Return every line below as is, leaving out the pictures.

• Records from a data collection
— BEGIN —

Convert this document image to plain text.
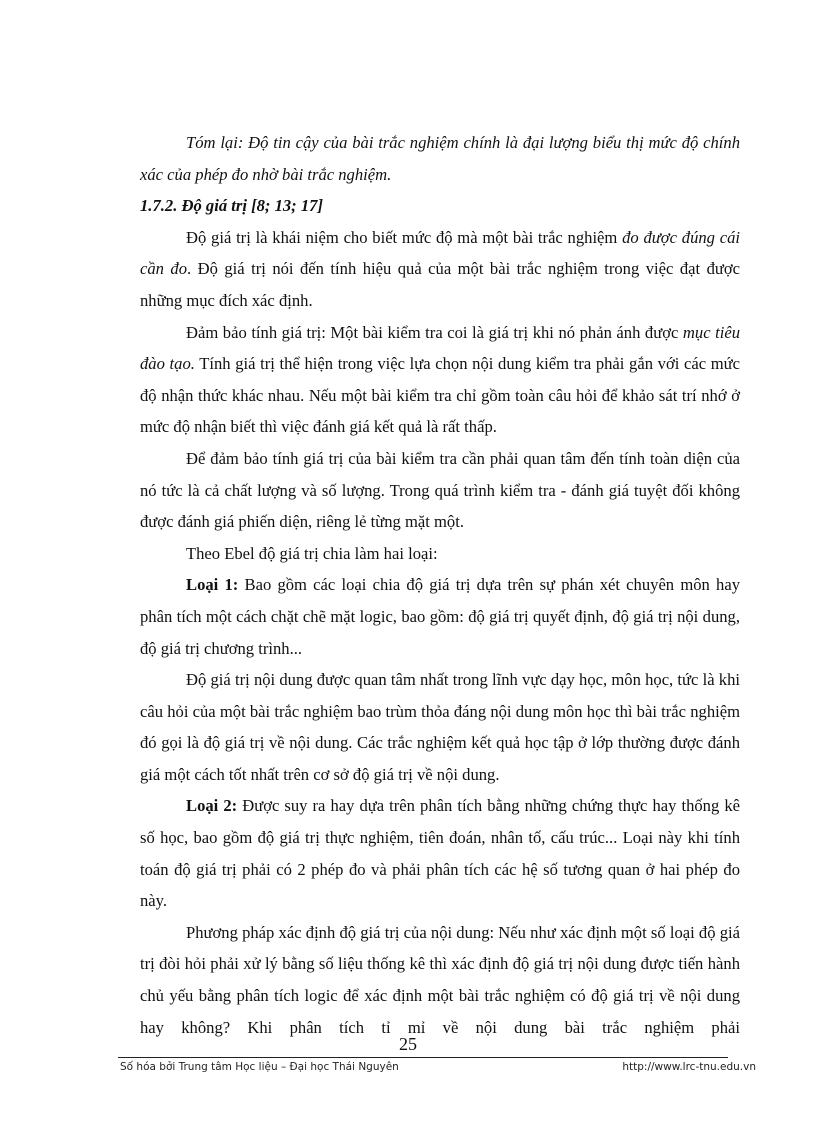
Tóm lại: Độ tin cậy của bài trắc nghiệm chính là đại lượng biểu thị mức độ chính xác của phép đo nhờ bài trắc nghiệm.

1.7.2. Độ giá trị [8; 13; 17]

Độ giá trị là khái niệm cho biết mức độ mà một bài trắc nghiệm đo được đúng cái cần đo. Độ giá trị nói đến tính hiệu quả của một bài trắc nghiệm trong việc đạt được những mục đích xác định.

Đảm bảo tính giá trị: Một bài kiểm tra coi là giá trị khi nó phản ánh được mục tiêu đào tạo. Tính giá trị thể hiện trong việc lựa chọn nội dung kiểm tra phải gắn với các mức độ nhận thức khác nhau. Nếu một bài kiểm tra chỉ gồm toàn câu hỏi để khảo sát trí nhớ ở mức độ nhận biết thì việc đánh giá kết quả là rất thấp.

Để đảm bảo tính giá trị của bài kiểm tra cần phải quan tâm đến tính toàn diện của nó tức là cả chất lượng và số lượng. Trong quá trình kiểm tra - đánh giá tuyệt đối không được đánh giá phiến diện, riêng lẻ từng mặt một.

Theo Ebel độ giá trị chia làm hai loại:

Loại 1: Bao gồm các loại chia độ giá trị dựa trên sự phán xét chuyên môn hay phân tích một cách chặt chẽ mặt logic, bao gồm: độ giá trị quyết định, độ giá trị nội dung, độ giá trị chương trình...

Độ giá trị nội dung được quan tâm nhất trong lĩnh vực dạy học, môn học, tức là khi câu hỏi của một bài trắc nghiệm bao trùm thỏa đáng nội dung môn học thì bài trắc nghiệm đó gọi là độ giá trị về nội dung. Các trắc nghiệm kết quả học tập ở lớp thường được đánh giá một cách tốt nhất trên cơ sở độ giá trị về nội dung.

Loại 2: Được suy ra hay dựa trên phân tích bằng những chứng thực hay thống kê số học, bao gồm độ giá trị thực nghiệm, tiên đoán, nhân tố, cấu trúc... Loại này khi tính toán độ giá trị phải có 2 phép đo và phải phân tích các hệ số tương quan ở hai phép đo này.

Phương pháp xác định độ giá trị của nội dung: Nếu như xác định một số loại độ giá trị đòi hỏi phải xử lý bằng số liệu thống kê thì xác định độ giá trị nội dung được tiến hành chủ yếu bằng phân tích logic để xác định một bài trắc nghiệm có độ giá trị về nội dung hay không? Khi phân tích tỉ mỉ về nội dung bài trắc nghiệm phải

25
Số hóa bởi Trung tâm Học liệu – Đại học Thái Nguyên	http://www.lrc-tnu.edu.vn
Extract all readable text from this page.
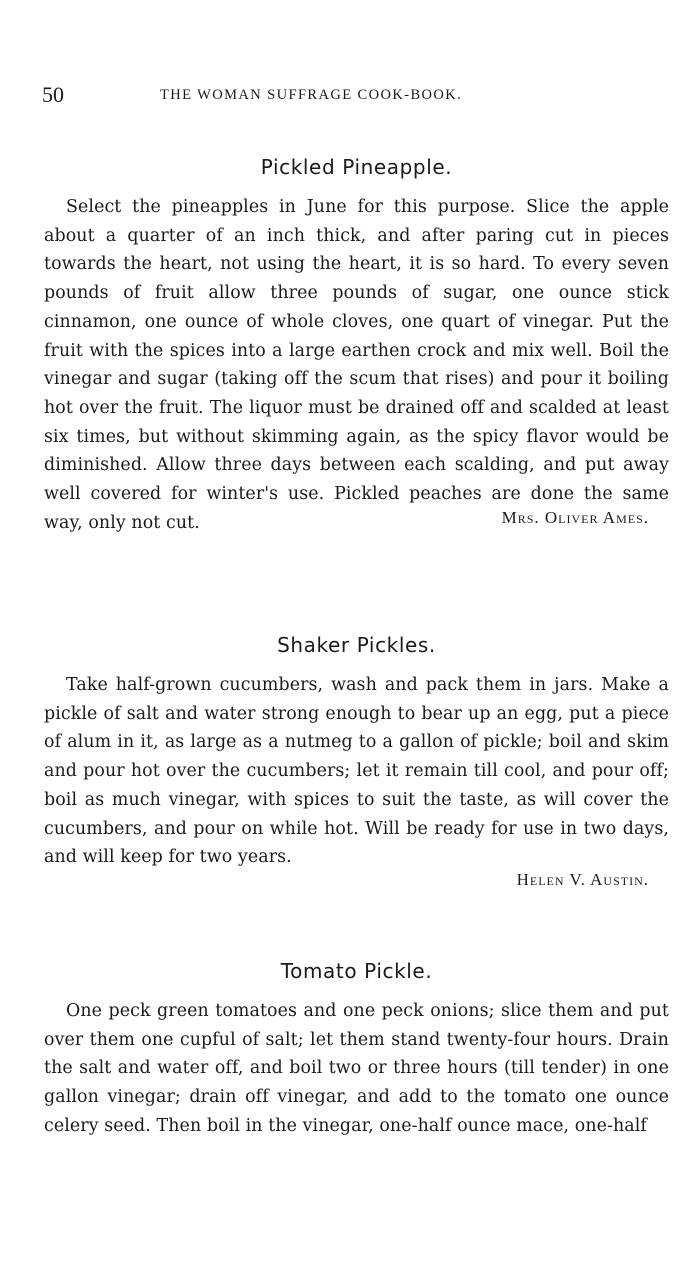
50	THE WOMAN SUFFRAGE COOK-BOOK.
Pickled Pineapple.

Select the pineapples in June for this purpose. Slice the apple about a quarter of an inch thick, and after paring cut in pieces towards the heart, not using the heart, it is so hard. To every seven pounds of fruit allow three pounds of sugar, one ounce stick cinnamon, one ounce of whole cloves, one quart of vinegar. Put the fruit with the spices into a large earthen crock and mix well. Boil the vinegar and sugar (taking off the scum that rises) and pour it boiling hot over the fruit. The liquor must be drained off and scalded at least six times, but without skimming again, as the spicy flavor would be diminished. Allow three days between each scalding, and put away well covered for winter's use. Pickled peaches are done the same way, only not cut.	Mrs. Oliver Ames.

Shaker Pickles.

Take half-grown cucumbers, wash and pack them in jars. Make a pickle of salt and water strong enough to bear up an egg, put a piece of alum in it, as large as a nutmeg to a gallon of pickle; boil and skim and pour hot over the cucumbers; let it remain till cool, and pour off; boil as much vinegar, with spices to suit the taste, as will cover the cucumbers, and pour on while hot. Will be ready for use in two days, and will keep for two years.

Helen V. Austin.

Tomato Pickle.

One peck green tomatoes and one peck onions; slice them and put over them one cupful of salt; let them stand twenty-four hours. Drain the salt and water off, and boil two or three hours (till tender) in one gallon vinegar; drain off vinegar, and add to the tomato one ounce celery seed. Then boil in the vinegar, one-half ounce mace, one-half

— END —

• Problem solution
Convert this document image to plain text.
Tóm lại: Độ tin cậy của bài trắc nghiệm chính là đại lượng biểu thị mức độ chính xác của phép đo nhờ bài trắc nghiệm.

1.7.2. Độ giá trị [8; 13; 17]

Độ giá trị là khái niệm cho biết mức độ mà một bài trắc nghiệm đo được đúng cái cần đo. Độ giá trị nói đến tính hiệu quả của một bài trắc nghiệm trong việc đạt được những mục đích xác định.

Đảm bảo tính giá trị: Một bài kiểm tra coi là giá trị khi nó phản ánh được mục tiêu đào tạo. Tính giá trị thể hiện trong việc lựa chọn nội dung kiểm tra phải gắn với các mức độ nhận thức khác nhau. Nếu một bài kiểm tra chỉ gồm toàn câu hỏi để khảo sát trí nhớ ở mức độ nhận biết thì việc đánh giá kết quả là rất thấp.

Để đảm bảo tính giá trị của bài kiểm tra cần phải quan tâm đến tính toàn diện của nó tức là cả chất lượng và số lượng. Trong quá trình kiểm tra - đánh giá tuyệt đối không được đánh giá phiến diện, riêng lẻ từng mặt một.

Theo Ebel độ giá trị chia làm hai loại:

Loại 1: Bao gồm các loại chia độ giá trị dựa trên sự phán xét chuyên môn hay phân tích một cách chặt chẽ mặt logic, bao gồm: độ giá trị quyết định, độ giá trị nội dung, độ giá trị chương trình...

Độ giá trị nội dung được quan tâm nhất trong lĩnh vực dạy học, môn học, tức là khi câu hỏi của một bài trắc nghiệm bao trùm thỏa đáng nội dung môn học thì bài trắc nghiệm đó gọi là độ giá trị về nội dung. Các trắc nghiệm kết quả học tập ở lớp thường được đánh giá một cách tốt nhất trên cơ sở độ giá trị về nội dung.

Loại 2: Được suy ra hay dựa trên phân tích bằng những chứng thực hay thống kê số học, bao gồm độ giá trị thực nghiệm, tiên đoán, nhân tố, cấu trúc... Loại này khi tính toán độ giá trị phải có 2 phép đo và phải phân tích các hệ số tương quan ở hai phép đo này.

Phương pháp xác định độ giá trị của nội dung: Nếu như xác định một số loại độ giá trị đòi hỏi phải xử lý bằng số liệu thống kê thì xác định độ giá trị nội dung được tiến hành chủ yếu bằng phân tích logic để xác định một bài trắc nghiệm có độ giá trị về nội dung hay không? Khi phân tích tỉ mỉ về nội dung bài trắc nghiệm phải

25
Số hóa bởi Trung tâm Học liệu – Đại học Thái Nguyên	http://www.lrc-tnu.edu.vn
Extract all readable text from this page.
50	THE WOMAN SUFFRAGE COOK-BOOK.
Pickled Pineapple.

Select the pineapples in June for this purpose. Slice the apple about a quarter of an inch thick, and after paring cut in pieces towards the heart, not using the heart, it is so hard. To every seven pounds of fruit allow three pounds of sugar, one ounce stick cinnamon, one ounce of whole cloves, one quart of vinegar. Put the fruit with the spices into a large earthen crock and mix well. Boil the vinegar and sugar (taking off the scum that rises) and pour it boiling hot over the fruit. The liquor must be drained off and scalded at least six times, but without skimming again, as the spicy flavor would be diminished. Allow three days between each scalding, and put away well covered for winter's use. Pickled peaches are done the same way, only not cut.	Mrs. Oliver Ames.

Shaker Pickles.

Take half-grown cucumbers, wash and pack them in jars. Make a pickle of salt and water strong enough to bear up an egg, put a piece of alum in it, as large as a nutmeg to a gallon of pickle; boil and skim and pour hot over the cucumbers; let it remain till cool, and pour off; boil as much vinegar, with spices to suit the taste, as will cover the cucumbers, and pour on while hot. Will be ready for use in two days, and will keep for two years.

Helen V. Austin.

Tomato Pickle.

One peck green tomatoes and one peck onions; slice them and put over them one cupful of salt; let them stand twenty-four hours. Drain the salt and water off, and boil two or three hours (till tender) in one gallon vinegar; drain off vinegar, and add to the tomato one ounce celery seed. Then boil in the vinegar, one-half ounce mace, one-half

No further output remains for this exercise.